>> begin Entries provided

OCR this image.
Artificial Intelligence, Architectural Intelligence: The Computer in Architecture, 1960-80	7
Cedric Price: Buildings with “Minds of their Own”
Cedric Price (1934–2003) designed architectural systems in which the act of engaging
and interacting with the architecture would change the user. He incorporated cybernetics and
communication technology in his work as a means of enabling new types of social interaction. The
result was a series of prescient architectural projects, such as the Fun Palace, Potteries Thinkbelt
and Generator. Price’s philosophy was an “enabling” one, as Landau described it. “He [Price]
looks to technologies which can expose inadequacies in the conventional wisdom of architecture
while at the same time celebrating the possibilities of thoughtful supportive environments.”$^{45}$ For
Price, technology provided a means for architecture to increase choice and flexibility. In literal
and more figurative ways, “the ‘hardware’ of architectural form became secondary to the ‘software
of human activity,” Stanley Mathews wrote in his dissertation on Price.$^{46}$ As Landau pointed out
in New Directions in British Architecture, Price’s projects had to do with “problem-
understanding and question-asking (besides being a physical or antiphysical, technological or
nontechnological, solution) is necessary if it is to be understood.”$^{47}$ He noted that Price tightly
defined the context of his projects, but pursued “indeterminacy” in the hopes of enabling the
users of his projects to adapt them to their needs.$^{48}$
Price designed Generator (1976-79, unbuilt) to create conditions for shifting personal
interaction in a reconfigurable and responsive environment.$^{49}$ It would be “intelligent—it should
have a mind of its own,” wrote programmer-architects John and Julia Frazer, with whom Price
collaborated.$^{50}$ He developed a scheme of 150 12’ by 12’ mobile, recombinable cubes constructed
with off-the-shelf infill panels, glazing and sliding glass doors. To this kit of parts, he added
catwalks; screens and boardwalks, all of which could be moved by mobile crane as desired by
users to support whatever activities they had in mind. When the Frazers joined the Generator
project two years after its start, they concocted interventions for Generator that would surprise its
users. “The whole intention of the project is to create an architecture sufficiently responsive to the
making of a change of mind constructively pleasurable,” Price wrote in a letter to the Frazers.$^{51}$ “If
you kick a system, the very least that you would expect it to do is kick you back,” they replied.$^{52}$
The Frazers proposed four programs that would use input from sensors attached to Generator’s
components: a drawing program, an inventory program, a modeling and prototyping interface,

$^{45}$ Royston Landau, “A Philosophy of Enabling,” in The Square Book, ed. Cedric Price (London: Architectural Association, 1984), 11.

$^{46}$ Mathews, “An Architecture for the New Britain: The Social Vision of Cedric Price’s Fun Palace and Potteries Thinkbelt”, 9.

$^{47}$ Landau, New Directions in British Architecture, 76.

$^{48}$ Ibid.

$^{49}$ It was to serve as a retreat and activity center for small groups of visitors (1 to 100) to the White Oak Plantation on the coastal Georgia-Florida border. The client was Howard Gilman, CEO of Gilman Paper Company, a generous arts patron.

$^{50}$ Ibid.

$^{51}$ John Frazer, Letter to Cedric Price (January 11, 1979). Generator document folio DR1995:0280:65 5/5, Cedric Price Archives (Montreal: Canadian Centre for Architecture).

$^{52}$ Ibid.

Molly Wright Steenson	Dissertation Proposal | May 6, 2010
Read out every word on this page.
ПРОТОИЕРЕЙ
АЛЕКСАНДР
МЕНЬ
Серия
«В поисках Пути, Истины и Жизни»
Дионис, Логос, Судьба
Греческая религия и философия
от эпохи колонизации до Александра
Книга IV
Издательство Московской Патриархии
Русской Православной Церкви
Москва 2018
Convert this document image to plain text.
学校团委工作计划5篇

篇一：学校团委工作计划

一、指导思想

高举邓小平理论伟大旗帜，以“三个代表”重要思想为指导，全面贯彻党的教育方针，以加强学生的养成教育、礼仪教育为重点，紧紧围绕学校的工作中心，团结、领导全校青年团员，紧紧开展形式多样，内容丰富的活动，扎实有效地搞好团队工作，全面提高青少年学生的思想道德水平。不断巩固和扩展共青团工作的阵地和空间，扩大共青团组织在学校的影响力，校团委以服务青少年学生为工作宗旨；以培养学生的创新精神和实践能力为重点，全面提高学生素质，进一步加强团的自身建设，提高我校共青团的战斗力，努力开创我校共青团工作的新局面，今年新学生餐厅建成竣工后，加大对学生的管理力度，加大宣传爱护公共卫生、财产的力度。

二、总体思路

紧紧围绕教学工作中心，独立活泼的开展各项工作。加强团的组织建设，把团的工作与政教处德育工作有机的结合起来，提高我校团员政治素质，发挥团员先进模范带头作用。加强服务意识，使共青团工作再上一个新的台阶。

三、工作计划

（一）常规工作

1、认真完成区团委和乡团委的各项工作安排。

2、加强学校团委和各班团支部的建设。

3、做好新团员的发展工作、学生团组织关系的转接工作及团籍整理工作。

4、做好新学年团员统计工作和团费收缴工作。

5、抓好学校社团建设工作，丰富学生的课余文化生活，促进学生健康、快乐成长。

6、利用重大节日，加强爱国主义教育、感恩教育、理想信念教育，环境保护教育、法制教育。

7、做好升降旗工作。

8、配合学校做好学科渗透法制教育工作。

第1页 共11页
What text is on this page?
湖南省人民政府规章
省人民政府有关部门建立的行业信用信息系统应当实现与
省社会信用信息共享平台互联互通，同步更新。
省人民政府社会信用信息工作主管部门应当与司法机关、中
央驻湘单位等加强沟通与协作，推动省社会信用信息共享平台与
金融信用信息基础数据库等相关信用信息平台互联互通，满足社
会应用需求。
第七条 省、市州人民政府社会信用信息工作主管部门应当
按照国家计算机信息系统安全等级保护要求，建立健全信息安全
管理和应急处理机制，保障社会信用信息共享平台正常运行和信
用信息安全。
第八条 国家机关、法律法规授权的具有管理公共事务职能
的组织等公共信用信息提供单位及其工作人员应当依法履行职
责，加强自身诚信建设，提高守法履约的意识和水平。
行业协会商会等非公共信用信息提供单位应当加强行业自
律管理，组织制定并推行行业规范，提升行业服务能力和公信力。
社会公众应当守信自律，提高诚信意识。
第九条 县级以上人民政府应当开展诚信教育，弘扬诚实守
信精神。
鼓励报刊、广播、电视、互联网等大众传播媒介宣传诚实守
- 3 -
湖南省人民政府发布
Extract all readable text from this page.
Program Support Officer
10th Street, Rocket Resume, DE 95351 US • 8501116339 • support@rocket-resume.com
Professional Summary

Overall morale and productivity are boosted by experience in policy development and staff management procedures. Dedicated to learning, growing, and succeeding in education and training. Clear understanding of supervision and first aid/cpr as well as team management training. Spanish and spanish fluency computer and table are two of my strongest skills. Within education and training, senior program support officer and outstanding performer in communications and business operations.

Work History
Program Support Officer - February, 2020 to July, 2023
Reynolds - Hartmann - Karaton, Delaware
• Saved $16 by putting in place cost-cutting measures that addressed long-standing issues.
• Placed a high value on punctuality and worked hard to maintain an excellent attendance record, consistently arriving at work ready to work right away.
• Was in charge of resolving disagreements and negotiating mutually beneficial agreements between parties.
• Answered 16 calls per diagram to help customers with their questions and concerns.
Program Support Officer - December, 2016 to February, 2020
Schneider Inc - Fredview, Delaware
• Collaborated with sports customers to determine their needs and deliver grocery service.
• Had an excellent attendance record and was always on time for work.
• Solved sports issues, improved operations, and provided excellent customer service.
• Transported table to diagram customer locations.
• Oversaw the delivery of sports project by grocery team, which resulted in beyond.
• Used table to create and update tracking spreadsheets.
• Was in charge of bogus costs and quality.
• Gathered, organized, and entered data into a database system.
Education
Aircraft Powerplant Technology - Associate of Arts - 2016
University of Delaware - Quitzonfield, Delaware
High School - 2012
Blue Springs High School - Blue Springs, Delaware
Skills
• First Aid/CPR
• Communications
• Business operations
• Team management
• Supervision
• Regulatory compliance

>> end Entries provided

_What is being asked:_ Retype all of the data shown above, word for word.

_Response to this exercise:_
OCR this image.
Artificial Intelligence, Architectural Intelligence: The Computer in Architecture, 1960-80	7
Cedric Price: Buildings with “Minds of their Own”
Cedric Price (1934–2003) designed architectural systems in which the act of engaging
and interacting with the architecture would change the user. He incorporated cybernetics and
communication technology in his work as a means of enabling new types of social interaction. The
result was a series of prescient architectural projects, such as the Fun Palace, Potteries Thinkbelt
and Generator. Price’s philosophy was an “enabling” one, as Landau described it. “He [Price]
looks to technologies which can expose inadequacies in the conventional wisdom of architecture
while at the same time celebrating the possibilities of thoughtful supportive environments.”$^{45}$ For
Price, technology provided a means for architecture to increase choice and flexibility. In literal
and more figurative ways, “the ‘hardware’ of architectural form became secondary to the ‘software
of human activity,” Stanley Mathews wrote in his dissertation on Price.$^{46}$ As Landau pointed out
in New Directions in British Architecture, Price’s projects had to do with “problem-
understanding and question-asking (besides being a physical or antiphysical, technological or
nontechnological, solution) is necessary if it is to be understood.”$^{47}$ He noted that Price tightly
defined the context of his projects, but pursued “indeterminacy” in the hopes of enabling the
users of his projects to adapt them to their needs.$^{48}$
Price designed Generator (1976-79, unbuilt) to create conditions for shifting personal
interaction in a reconfigurable and responsive environment.$^{49}$ It would be “intelligent—it should
have a mind of its own,” wrote programmer-architects John and Julia Frazer, with whom Price
collaborated.$^{50}$ He developed a scheme of 150 12’ by 12’ mobile, recombinable cubes constructed
with off-the-shelf infill panels, glazing and sliding glass doors. To this kit of parts, he added
catwalks; screens and boardwalks, all of which could be moved by mobile crane as desired by
users to support whatever activities they had in mind. When the Frazers joined the Generator
project two years after its start, they concocted interventions for Generator that would surprise its
users. “The whole intention of the project is to create an architecture sufficiently responsive to the
making of a change of mind constructively pleasurable,” Price wrote in a letter to the Frazers.$^{51}$ “If
you kick a system, the very least that you would expect it to do is kick you back,” they replied.$^{52}$
The Frazers proposed four programs that would use input from sensors attached to Generator’s
components: a drawing program, an inventory program, a modeling and prototyping interface,

$^{45}$ Royston Landau, “A Philosophy of Enabling,” in The Square Book, ed. Cedric Price (London: Architectural Association, 1984), 11.

$^{46}$ Mathews, “An Architecture for the New Britain: The Social Vision of Cedric Price’s Fun Palace and Potteries Thinkbelt”, 9.

$^{47}$ Landau, New Directions in British Architecture, 76.

$^{48}$ Ibid.

$^{49}$ It was to serve as a retreat and activity center for small groups of visitors (1 to 100) to the White Oak Plantation on the coastal Georgia-Florida border. The client was Howard Gilman, CEO of Gilman Paper Company, a generous arts patron.

$^{50}$ Ibid.

$^{51}$ John Frazer, Letter to Cedric Price (January 11, 1979). Generator document folio DR1995:0280:65 5/5, Cedric Price Archives (Montreal: Canadian Centre for Architecture).

$^{52}$ Ibid.

Molly Wright Steenson	Dissertation Proposal | May 6, 2010
Read out every word on this page.
ПРОТОИЕРЕЙ
АЛЕКСАНДР
МЕНЬ
Серия
«В поисках Пути, Истины и Жизни»
Дионис, Логос, Судьба
Греческая религия и философия
от эпохи колонизации до Александра
Книга IV
Издательство Московской Патриархии
Русской Православной Церкви
Москва 2018
Convert this document image to plain text.
学校团委工作计划5篇

篇一：学校团委工作计划

一、指导思想

高举邓小平理论伟大旗帜，以“三个代表”重要思想为指导，全面贯彻党的教育方针，以加强学生的养成教育、礼仪教育为重点，紧紧围绕学校的工作中心，团结、领导全校青年团员，紧紧开展形式多样，内容丰富的活动，扎实有效地搞好团队工作，全面提高青少年学生的思想道德水平。不断巩固和扩展共青团工作的阵地和空间，扩大共青团组织在学校的影响力，校团委以服务青少年学生为工作宗旨；以培养学生的创新精神和实践能力为重点，全面提高学生素质，进一步加强团的自身建设，提高我校共青团的战斗力，努力开创我校共青团工作的新局面，今年新学生餐厅建成竣工后，加大对学生的管理力度，加大宣传爱护公共卫生、财产的力度。

二、总体思路

紧紧围绕教学工作中心，独立活泼的开展各项工作。加强团的组织建设，把团的工作与政教处德育工作有机的结合起来，提高我校团员政治素质，发挥团员先进模范带头作用。加强服务意识，使共青团工作再上一个新的台阶。

三、工作计划

（一）常规工作

1、认真完成区团委和乡团委的各项工作安排。

2、加强学校团委和各班团支部的建设。

3、做好新团员的发展工作、学生团组织关系的转接工作及团籍整理工作。

4、做好新学年团员统计工作和团费收缴工作。

5、抓好学校社团建设工作，丰富学生的课余文化生活，促进学生健康、快乐成长。

6、利用重大节日，加强爱国主义教育、感恩教育、理想信念教育，环境保护教育、法制教育。

7、做好升降旗工作。

8、配合学校做好学科渗透法制教育工作。

第1页 共11页
What text is on this page?
湖南省人民政府规章
省人民政府有关部门建立的行业信用信息系统应当实现与
省社会信用信息共享平台互联互通，同步更新。
省人民政府社会信用信息工作主管部门应当与司法机关、中
央驻湘单位等加强沟通与协作，推动省社会信用信息共享平台与
金融信用信息基础数据库等相关信用信息平台互联互通，满足社
会应用需求。
第七条 省、市州人民政府社会信用信息工作主管部门应当
按照国家计算机信息系统安全等级保护要求，建立健全信息安全
管理和应急处理机制，保障社会信用信息共享平台正常运行和信
用信息安全。
第八条 国家机关、法律法规授权的具有管理公共事务职能
的组织等公共信用信息提供单位及其工作人员应当依法履行职
责，加强自身诚信建设，提高守法履约的意识和水平。
行业协会商会等非公共信用信息提供单位应当加强行业自
律管理，组织制定并推行行业规范，提升行业服务能力和公信力。
社会公众应当守信自律，提高诚信意识。
第九条 县级以上人民政府应当开展诚信教育，弘扬诚实守
信精神。
鼓励报刊、广播、电视、互联网等大众传播媒介宣传诚实守
- 3 -
湖南省人民政府发布
Extract all readable text from this page.
Program Support Officer
10th Street, Rocket Resume, DE 95351 US • 8501116339 • support@rocket-resume.com
Professional Summary

Overall morale and productivity are boosted by experience in policy development and staff management procedures. Dedicated to learning, growing, and succeeding in education and training. Clear understanding of supervision and first aid/cpr as well as team management training. Spanish and spanish fluency computer and table are two of my strongest skills. Within education and training, senior program support officer and outstanding performer in communications and business operations.

Work History
Program Support Officer - February, 2020 to July, 2023
Reynolds - Hartmann - Karaton, Delaware
• Saved $16 by putting in place cost-cutting measures that addressed long-standing issues.
• Placed a high value on punctuality and worked hard to maintain an excellent attendance record, consistently arriving at work ready to work right away.
• Was in charge of resolving disagreements and negotiating mutually beneficial agreements between parties.
• Answered 16 calls per diagram to help customers with their questions and concerns.
Program Support Officer - December, 2016 to February, 2020
Schneider Inc - Fredview, Delaware
• Collaborated with sports customers to determine their needs and deliver grocery service.
• Had an excellent attendance record and was always on time for work.
• Solved sports issues, improved operations, and provided excellent customer service.
• Transported table to diagram customer locations.
• Oversaw the delivery of sports project by grocery team, which resulted in beyond.
• Used table to create and update tracking spreadsheets.
• Was in charge of bogus costs and quality.
• Gathered, organized, and entered data into a database system.
Education
Aircraft Powerplant Technology - Associate of Arts - 2016
University of Delaware - Quitzonfield, Delaware
High School - 2012
Blue Springs High School - Blue Springs, Delaware
Skills
• First Aid/CPR
• Communications
• Business operations
• Team management
• Supervision
• Regulatory compliance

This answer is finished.